**Given exercise**
Without the pictures, set down the records below word for word.

**Material**
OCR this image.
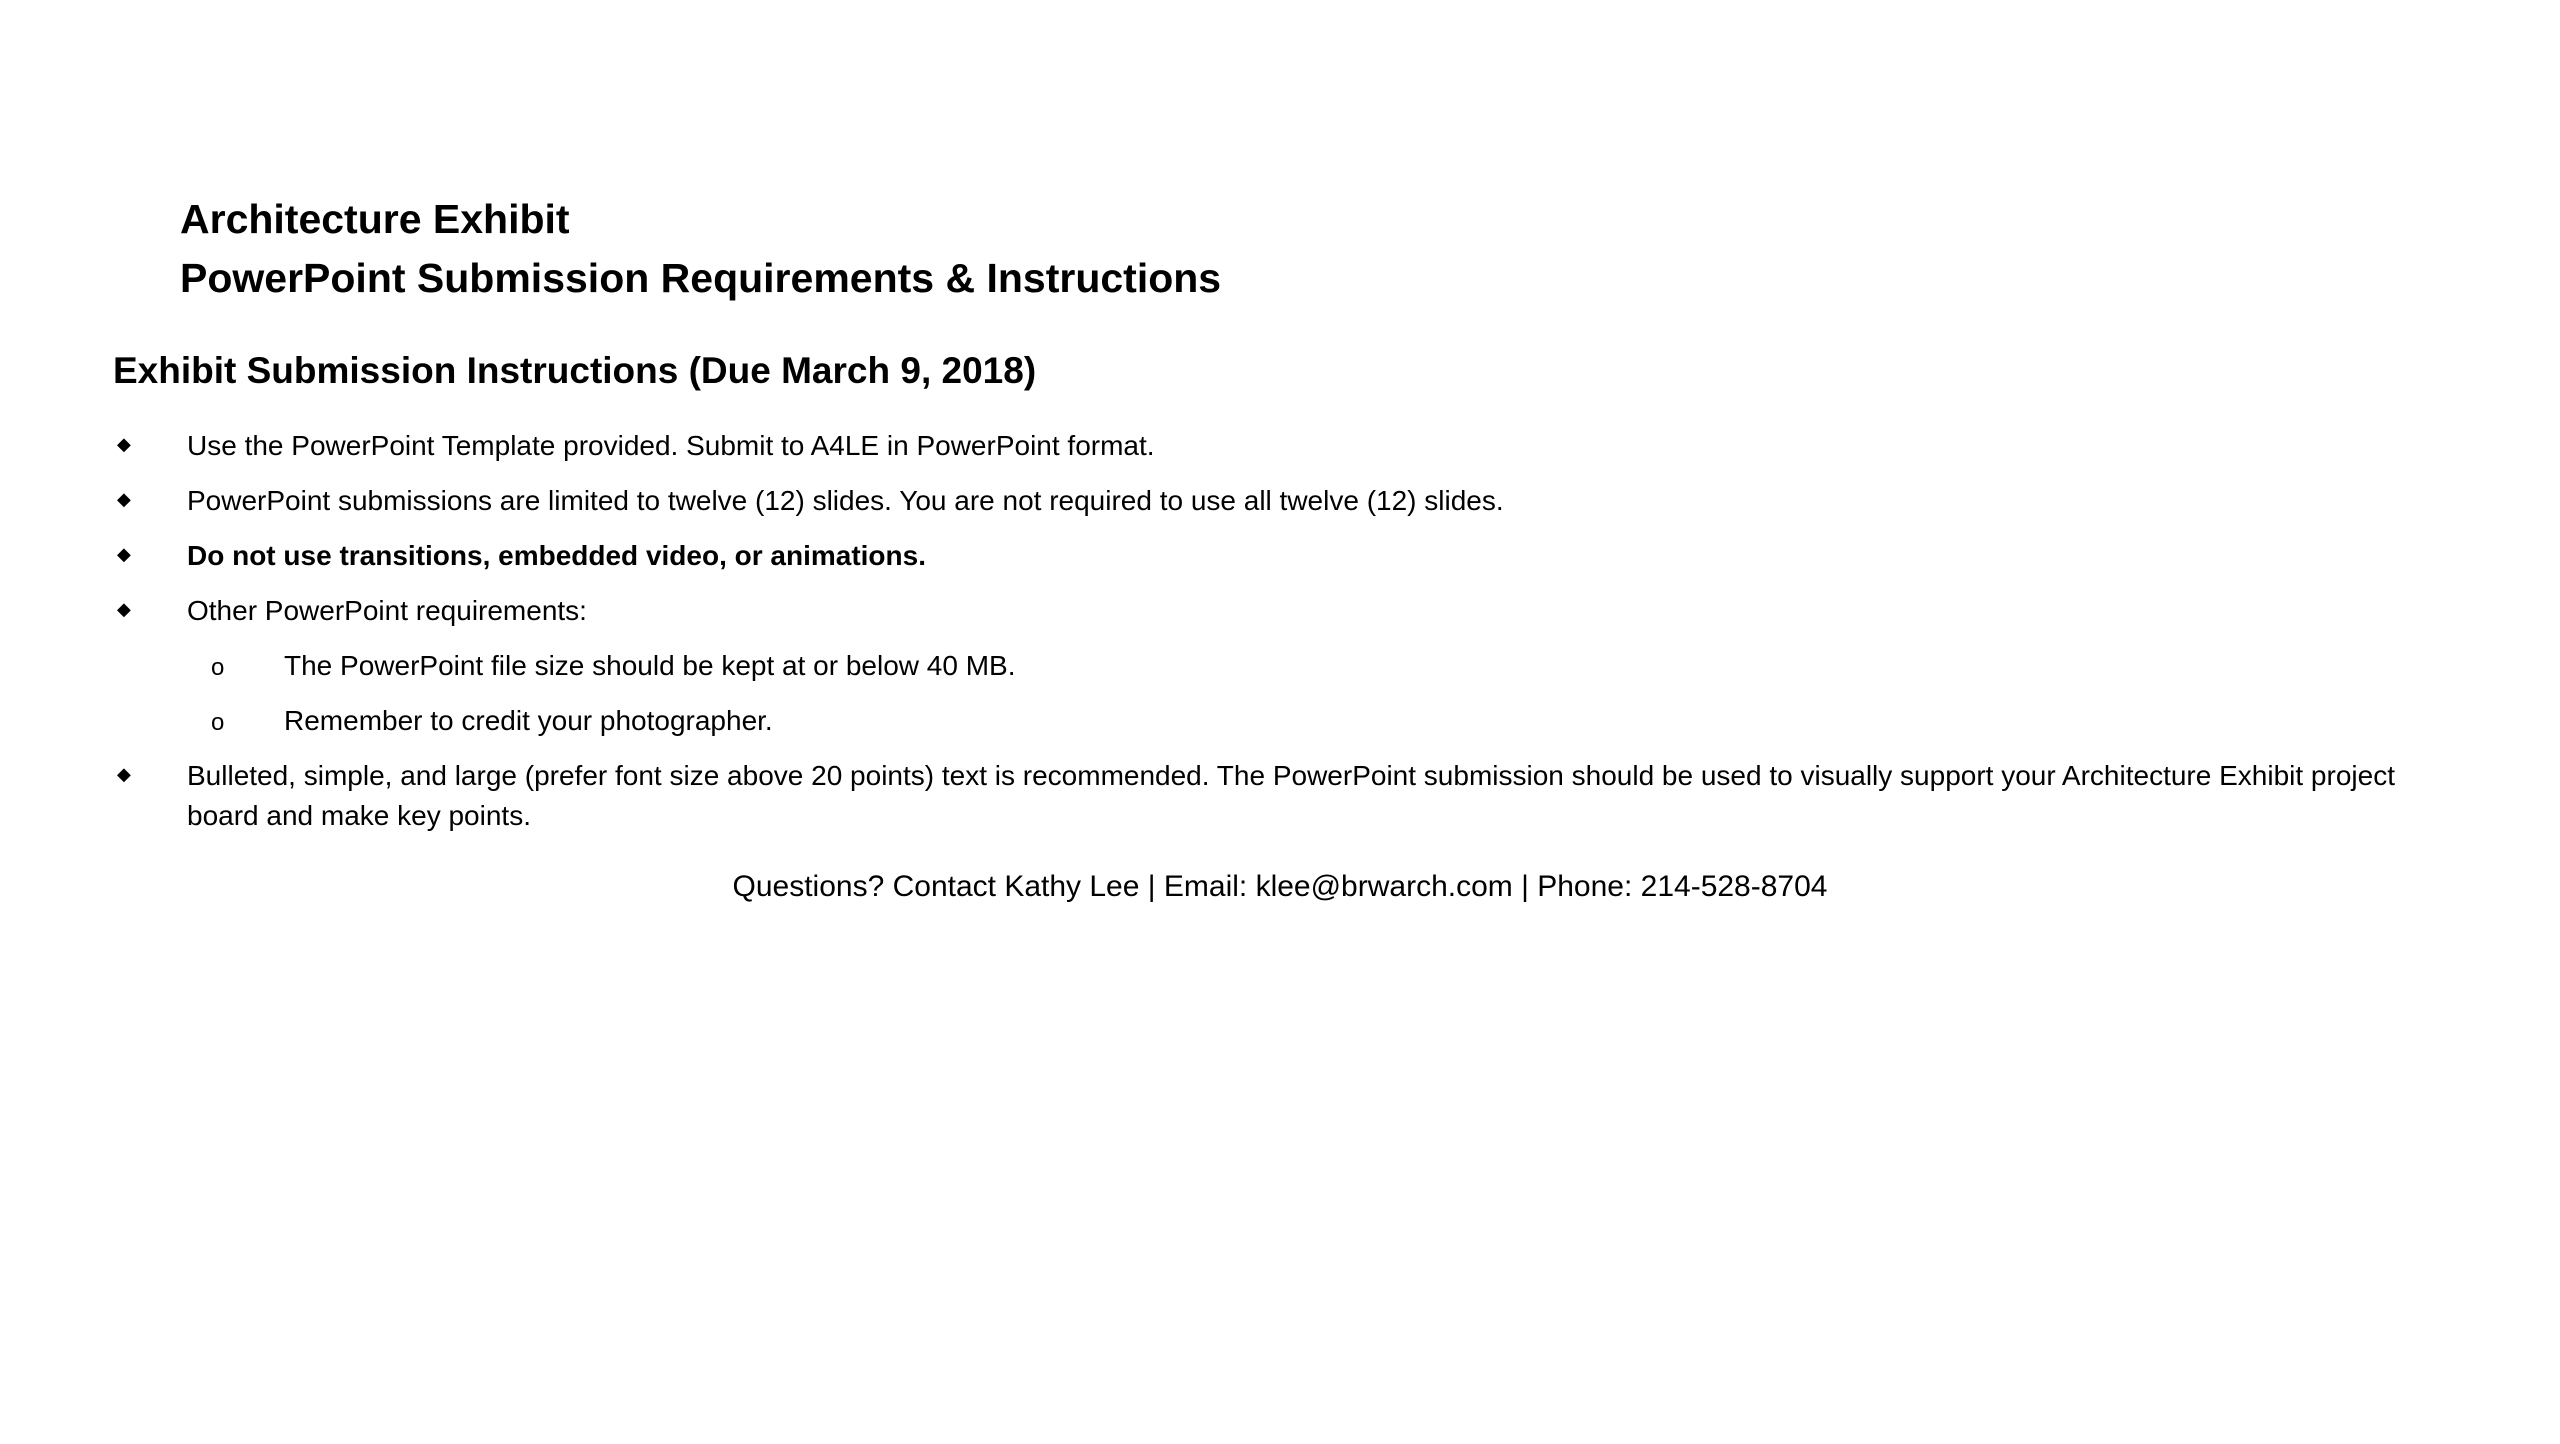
Architecture Exhibit
PowerPoint Submission Requirements & Instructions
Exhibit Submission Instructions (Due March 9, 2018)
◆ Use the PowerPoint Template provided. Submit to A4LE in PowerPoint format.
◆ PowerPoint submissions are limited to twelve (12) slides. You are not required to use all twelve (12) slides.
◆ Do not use transitions, embedded video, or animations.
◆ Other PowerPoint requirements:
o The PowerPoint file size should be kept at or below 40 MB.
o Remember to credit your photographer.
◆ Bulleted, simple, and large (prefer font size above 20 points) text is recommended. The PowerPoint submission should be used to visually support your Architecture Exhibit project board and make key points.
Questions? Contact Kathy Lee | Email: klee@brwarch.com | Phone: 214-528-8704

**Output for this task**
OCR this image.
Architecture Exhibit
PowerPoint Submission Requirements & Instructions
Exhibit Submission Instructions (Due March 9, 2018)
◆ Use the PowerPoint Template provided. Submit to A4LE in PowerPoint format.
◆ PowerPoint submissions are limited to twelve (12) slides. You are not required to use all twelve (12) slides.
◆ Do not use transitions, embedded video, or animations.
◆ Other PowerPoint requirements:
o The PowerPoint file size should be kept at or below 40 MB.
o Remember to credit your photographer.
◆ Bulleted, simple, and large (prefer font size above 20 points) text is recommended. The PowerPoint submission should be used to visually support your Architecture Exhibit project board and make key points.
Questions? Contact Kathy Lee | Email: klee@brwarch.com | Phone: 214-528-8704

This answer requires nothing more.